TASK REQUIREMENTS:
**a.** Transcribe the passage of the C++ template explanation below from "The issue here" to "dependent base classes.".
**b.** Go on with the C++ template explanation below, starting right after its last sentence.
--- start TEXT SEGMENT ---
I'm going to use a simpler example that gives you the same error, consider a base with just one alias defined and a subclass that tries to use it:

template <typename T>
class Base {
 public:
  using value_type = T;
};

template <typename T>
class Derived : public Base<T> {
  value_type func();  // error
};

Because of the crazy nature of templates, the compiler can't know what value_type is at this point. You have to tell it that it comes from the Base class either by qualifying it:

template <typename T>
class Derived : public Base<T> {
  typename Base<T>::value_type func();
};

or telling the compiler with a using declaration that you are intending to use a base class type alias

template <typename T>
class Derived : public Base<T> {
  using typename Base<T>::value_type;
  value_type func();
};

The compiler can't actually know that Base<T> contains a value_type until it knows what T is and instantiates the template. Why can't it just look at the Base template? -- such a thing would be theoretically possible, but it doesn't know what specializations will be available. If somewhere else you had

template<>
class Base<int> {};

Then Derived<int> would have to look for value_type elsewhere in its scope, and that's what it does in your original code. It tries to find a value_type and fails. This behavior can lead to some surprising results:

using value_type = char;
template <typename T>
class Derived : public Base<T> {
  value_type func(); // this is the global value_type = char, always
};

For a more ground-up explanation on related topics you can read my medium post

Answer 2

The issue here is that the base class LooperQueue is a dependent base class, which depends on the template parameter Tp and Sequence , then its complete type can't be determined without knowing the template arguments. Standard C++ says that nondependent names (like size_type , reference and value_type ) won't be looked up in dependent base classes.
--- end TEXT SEGMENT ---
--- start INFORMATION SUPPLIED ---
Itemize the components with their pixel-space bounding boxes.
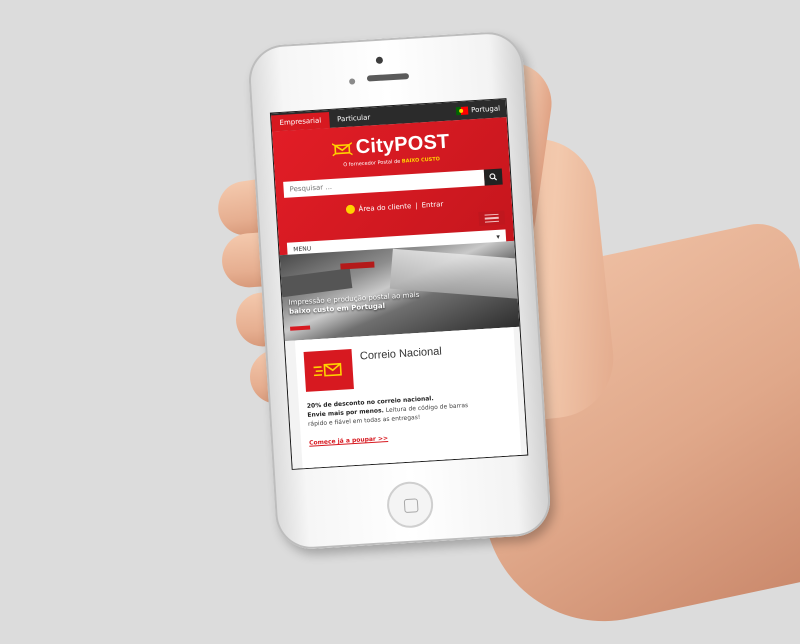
--- end INFORMATION SUPPLIED ---
SOLVED TASKS:
**a.**
The issue here is that the base class LooperQueue is a dependent base class, which depends on the template parameter Tp and Sequence , then its complete type can't be determined without knowing the template arguments. Standard C++ says that nondependent names (like size_type , reference and value_type ) won't be looked up in dependent base classes.

**b.**
To correct the code, it suffices to make the names qualified by the base class name; then these names can be looked up only at the time of instantiation, and at that time the exact base specialization that must be explored will be known. eg

template<typename _Tp, typename _Sequence = std::deque<_Tp> >
class StdQueue : public LooperQueue<_Tp, _Sequence> {
public:
    typename LooperQueue<_Tp, _Sequence>::::size_type size() override;
    typename LooperQueue<_Tp, _Sequence>::reference front() override;
    void pop() override;
    void push(const typename LooperQueue<_Tp, _Sequence>::value_type &__x) override;
private:
    std::queue<_Tp, _Sequence> mQueue;
};

Answer 3

Most, if not all, of your compilation errors are due to the types in your base class not being examined during name lookup of your derived class. The C++ standard says that you should fully qualify the type names (see this question ). In other words, the types in your template base class are not visible from your derived class without their being fully qualified. Below is a simple example that compiles and runs with g++-6.3.0 -std=c++14 :

#include <iostream>
#include <deque>

using namespace std;

template <typename T, typename S = deque<T> >
class Base
{
public:
    typedef typename S::size_type size_type;

    virtual size_type size() = 0;
};


template <typename T, typename S = deque<T> >
class MyClass : public Base<T, S>
{
public:
    // type name has to be fully qualified
    typedef typename Base<T,S>::size_type size_type;

    // you could use "typename Base<T,S>::size_type" here instead
    size_type size() override { return 0; }
};


int main()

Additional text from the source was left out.